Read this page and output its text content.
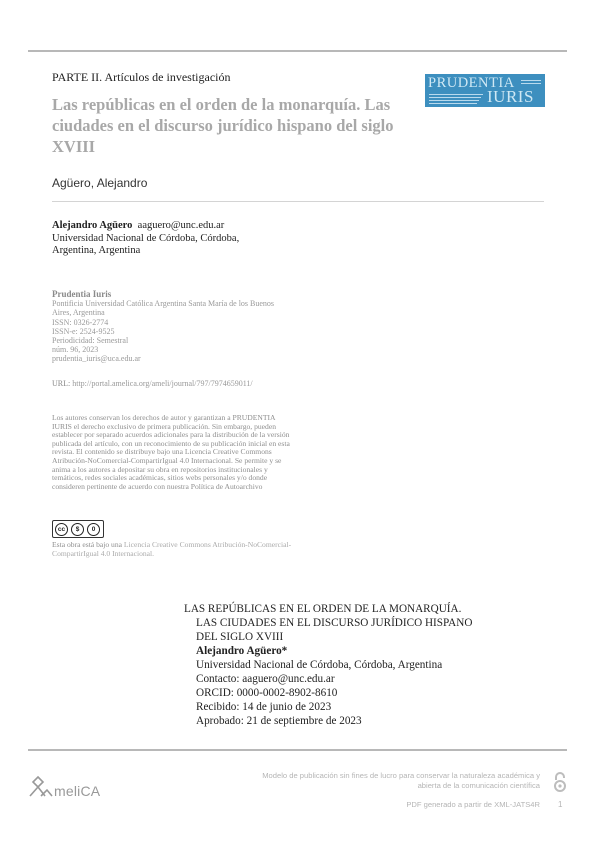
PARTE II. Artículos de investigación
Las repúblicas en el orden de la monarquía. Las ciudades en el discurso jurídico hispano del siglo XVIII
Agüero, Alejandro
PRUDENTIA
IURIS
Alejandro Agüero aaguero@unc.edu.ar
Universidad Nacional de Córdoba, Córdoba,
Argentina, Argentina
Prudentia Iuris
Pontificia Universidad Católica Argentina Santa María de los Buenos
Aires, Argentina
ISSN: 0326-2774
ISSN-e: 2524-9525
Periodicidad: Semestral
núm. 96, 2023
prudentia_iuris@uca.edu.ar
URL: http://portal.amelica.org/ameli/journal/797/7974659011/
Los autores conservan los derechos de autor y garantizan a PRUDENTIA IURIS el derecho exclusivo de primera publicación. Sin embargo, pueden establecer por separado acuerdos adicionales para la distribución de la versión publicada del artículo, con un reconocimiento de su publicación inicial en esta revista. El contenido se distribuye bajo una Licencia Creative Commons Atribución-NoComercial-CompartirIgual 4.0 Internacional. Se permite y se anima a los autores a depositar su obra en repositorios institucionales y temáticos, redes sociales académicas, sitios webs personales y/o donde consideren pertinente de acuerdo con nuestra Política de Autoarchivo
cc	$	0
Esta obra está bajo una Licencia Creative Commons Atribución-NoComercial-CompartirIgual 4.0 Internacional.
LAS REPÚBLICAS EN EL ORDEN DE LA MONARQUÍA.
LAS CIUDADES EN EL DISCURSO JURÍDICO HISPANO
DEL SIGLO XVIII
Alejandro Agüero*
Universidad Nacional de Córdoba, Córdoba, Argentina
Contacto: aaguero@unc.edu.ar
ORCID: 0000-0002-8902-8610
Recibido: 14 de junio de 2023
Aprobado: 21 de septiembre de 2023
meliCA
Modelo de publicación sin fines de lucro para conservar la naturaleza académica y
abierta de la comunicación científica
PDF generado a partir de XML-JATS4R 1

================

*GIVEN EXERCISE*
Repeat each entry precisely as it appears. Leave the pictures out.

*EXPECTED ANSWER*
Read this page and output its text content.
PARTE II. Artículos de investigación
Las repúblicas en el orden de la monarquía. Las ciudades en el discurso jurídico hispano del siglo XVIII
Agüero, Alejandro
PRUDENTIA
IURIS
Alejandro Agüero aaguero@unc.edu.ar
Universidad Nacional de Córdoba, Córdoba,
Argentina, Argentina
Prudentia Iuris
Pontificia Universidad Católica Argentina Santa María de los Buenos
Aires, Argentina
ISSN: 0326-2774
ISSN-e: 2524-9525
Periodicidad: Semestral
núm. 96, 2023
prudentia_iuris@uca.edu.ar
URL: http://portal.amelica.org/ameli/journal/797/7974659011/
Los autores conservan los derechos de autor y garantizan a PRUDENTIA IURIS el derecho exclusivo de primera publicación. Sin embargo, pueden establecer por separado acuerdos adicionales para la distribución de la versión publicada del artículo, con un reconocimiento de su publicación inicial en esta revista. El contenido se distribuye bajo una Licencia Creative Commons Atribución-NoComercial-CompartirIgual 4.0 Internacional. Se permite y se anima a los autores a depositar su obra en repositorios institucionales y temáticos, redes sociales académicas, sitios webs personales y/o donde consideren pertinente de acuerdo con nuestra Política de Autoarchivo
cc	$	0
Esta obra está bajo una Licencia Creative Commons Atribución-NoComercial-CompartirIgual 4.0 Internacional.
LAS REPÚBLICAS EN EL ORDEN DE LA MONARQUÍA.
LAS CIUDADES EN EL DISCURSO JURÍDICO HISPANO
DEL SIGLO XVIII
Alejandro Agüero*
Universidad Nacional de Córdoba, Córdoba, Argentina
Contacto: aaguero@unc.edu.ar
ORCID: 0000-0002-8902-8610
Recibido: 14 de junio de 2023
Aprobado: 21 de septiembre de 2023
meliCA
Modelo de publicación sin fines de lucro para conservar la naturaleza académica y
abierta de la comunicación científica
PDF generado a partir de XML-JATS4R 1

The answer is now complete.